*WRITTEN PROBLEM*: Each record below should be repeated precisely as written.

━━━ DATA FOR THIS EXERCISE ━━━

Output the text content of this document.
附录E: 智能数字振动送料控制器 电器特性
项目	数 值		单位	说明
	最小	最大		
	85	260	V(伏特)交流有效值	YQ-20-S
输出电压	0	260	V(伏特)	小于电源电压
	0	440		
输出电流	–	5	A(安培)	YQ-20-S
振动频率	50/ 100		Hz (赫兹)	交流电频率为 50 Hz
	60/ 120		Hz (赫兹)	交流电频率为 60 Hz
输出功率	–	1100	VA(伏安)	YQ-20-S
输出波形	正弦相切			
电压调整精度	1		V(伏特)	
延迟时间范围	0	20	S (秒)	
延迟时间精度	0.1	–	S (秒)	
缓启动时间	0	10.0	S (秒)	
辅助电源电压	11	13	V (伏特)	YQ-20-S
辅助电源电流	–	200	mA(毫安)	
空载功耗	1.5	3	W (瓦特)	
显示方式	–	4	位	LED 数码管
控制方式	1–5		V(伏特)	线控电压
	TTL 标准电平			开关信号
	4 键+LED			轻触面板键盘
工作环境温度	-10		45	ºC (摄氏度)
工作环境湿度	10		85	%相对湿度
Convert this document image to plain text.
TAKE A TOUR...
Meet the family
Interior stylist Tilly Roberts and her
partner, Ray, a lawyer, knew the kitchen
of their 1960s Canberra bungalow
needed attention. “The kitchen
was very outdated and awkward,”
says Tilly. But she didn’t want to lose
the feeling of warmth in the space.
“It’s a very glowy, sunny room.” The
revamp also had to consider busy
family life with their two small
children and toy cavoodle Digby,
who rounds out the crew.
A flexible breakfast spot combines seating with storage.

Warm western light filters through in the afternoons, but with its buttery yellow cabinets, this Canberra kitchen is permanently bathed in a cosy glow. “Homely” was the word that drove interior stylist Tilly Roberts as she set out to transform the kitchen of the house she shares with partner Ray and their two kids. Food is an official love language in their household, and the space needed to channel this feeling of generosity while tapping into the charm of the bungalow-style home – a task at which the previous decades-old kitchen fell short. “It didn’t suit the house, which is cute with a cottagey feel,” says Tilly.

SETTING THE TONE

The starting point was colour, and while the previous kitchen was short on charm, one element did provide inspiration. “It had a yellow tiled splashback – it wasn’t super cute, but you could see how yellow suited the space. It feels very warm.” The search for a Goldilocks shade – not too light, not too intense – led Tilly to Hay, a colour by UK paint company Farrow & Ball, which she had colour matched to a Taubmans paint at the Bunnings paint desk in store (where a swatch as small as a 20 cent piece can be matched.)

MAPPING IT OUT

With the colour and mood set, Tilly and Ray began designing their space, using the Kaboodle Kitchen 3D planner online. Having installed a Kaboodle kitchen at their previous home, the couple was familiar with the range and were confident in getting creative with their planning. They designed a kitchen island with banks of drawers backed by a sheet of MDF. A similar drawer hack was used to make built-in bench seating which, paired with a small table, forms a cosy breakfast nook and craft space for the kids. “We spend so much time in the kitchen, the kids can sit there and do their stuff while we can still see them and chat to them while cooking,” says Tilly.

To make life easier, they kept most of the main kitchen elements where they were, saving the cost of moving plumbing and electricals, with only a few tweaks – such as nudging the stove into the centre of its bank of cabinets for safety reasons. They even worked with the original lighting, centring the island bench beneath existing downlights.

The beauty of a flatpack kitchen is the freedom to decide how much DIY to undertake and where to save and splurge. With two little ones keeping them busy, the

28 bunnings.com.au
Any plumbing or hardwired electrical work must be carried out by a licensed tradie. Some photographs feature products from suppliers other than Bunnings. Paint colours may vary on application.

━━━

*SOLUTION TO THIS TASK*:
Output the text content of this document.
附录E: 智能数字振动送料控制器 电器特性
项目	数 值		单位	说明
	最小	最大		
	85	260	V(伏特)交流有效值	YQ-20-S
输出电压	0	260	V(伏特)	小于电源电压
	0	440		
输出电流	–	5	A(安培)	YQ-20-S
振动频率	50/ 100		Hz (赫兹)	交流电频率为 50 Hz
	60/ 120		Hz (赫兹)	交流电频率为 60 Hz
输出功率	–	1100	VA(伏安)	YQ-20-S
输出波形	正弦相切			
电压调整精度	1		V(伏特)	
延迟时间范围	0	20	S (秒)	
延迟时间精度	0.1	–	S (秒)	
缓启动时间	0	10.0	S (秒)	
辅助电源电压	11	13	V (伏特)	YQ-20-S
辅助电源电流	–	200	mA(毫安)	
空载功耗	1.5	3	W (瓦特)	
显示方式	–	4	位	LED 数码管
控制方式	1–5		V(伏特)	线控电压
	TTL 标准电平			开关信号
	4 键+LED			轻触面板键盘
工作环境温度	-10		45	ºC (摄氏度)
工作环境湿度	10		85	%相对湿度
Convert this document image to plain text.
TAKE A TOUR...
Meet the family
Interior stylist Tilly Roberts and her
partner, Ray, a lawyer, knew the kitchen
of their 1960s Canberra bungalow
needed attention. “The kitchen
was very outdated and awkward,”
says Tilly. But she didn’t want to lose
the feeling of warmth in the space.
“It’s a very glowy, sunny room.” The
revamp also had to consider busy
family life with their two small
children and toy cavoodle Digby,
who rounds out the crew.
A flexible breakfast spot combines seating with storage.

Warm western light filters through in the afternoons, but with its buttery yellow cabinets, this Canberra kitchen is permanently bathed in a cosy glow. “Homely” was the word that drove interior stylist Tilly Roberts as she set out to transform the kitchen of the house she shares with partner Ray and their two kids. Food is an official love language in their household, and the space needed to channel this feeling of generosity while tapping into the charm of the bungalow-style home – a task at which the previous decades-old kitchen fell short. “It didn’t suit the house, which is cute with a cottagey feel,” says Tilly.

SETTING THE TONE

The starting point was colour, and while the previous kitchen was short on charm, one element did provide inspiration. “It had a yellow tiled splashback – it wasn’t super cute, but you could see how yellow suited the space. It feels very warm.” The search for a Goldilocks shade – not too light, not too intense – led Tilly to Hay, a colour by UK paint company Farrow & Ball, which she had colour matched to a Taubmans paint at the Bunnings paint desk in store (where a swatch as small as a 20 cent piece can be matched.)

MAPPING IT OUT

With the colour and mood set, Tilly and Ray began designing their space, using the Kaboodle Kitchen 3D planner online. Having installed a Kaboodle kitchen at their previous home, the couple was familiar with the range and were confident in getting creative with their planning. They designed a kitchen island with banks of drawers backed by a sheet of MDF. A similar drawer hack was used to make built-in bench seating which, paired with a small table, forms a cosy breakfast nook and craft space for the kids. “We spend so much time in the kitchen, the kids can sit there and do their stuff while we can still see them and chat to them while cooking,” says Tilly.

To make life easier, they kept most of the main kitchen elements where they were, saving the cost of moving plumbing and electricals, with only a few tweaks – such as nudging the stove into the centre of its bank of cabinets for safety reasons. They even worked with the original lighting, centring the island bench beneath existing downlights.

The beauty of a flatpack kitchen is the freedom to decide how much DIY to undertake and where to save and splurge. With two little ones keeping them busy, the

28 bunnings.com.au
Any plumbing or hardwired electrical work must be carried out by a licensed tradie. Some photographs feature products from suppliers other than Bunnings. Paint colours may vary on application.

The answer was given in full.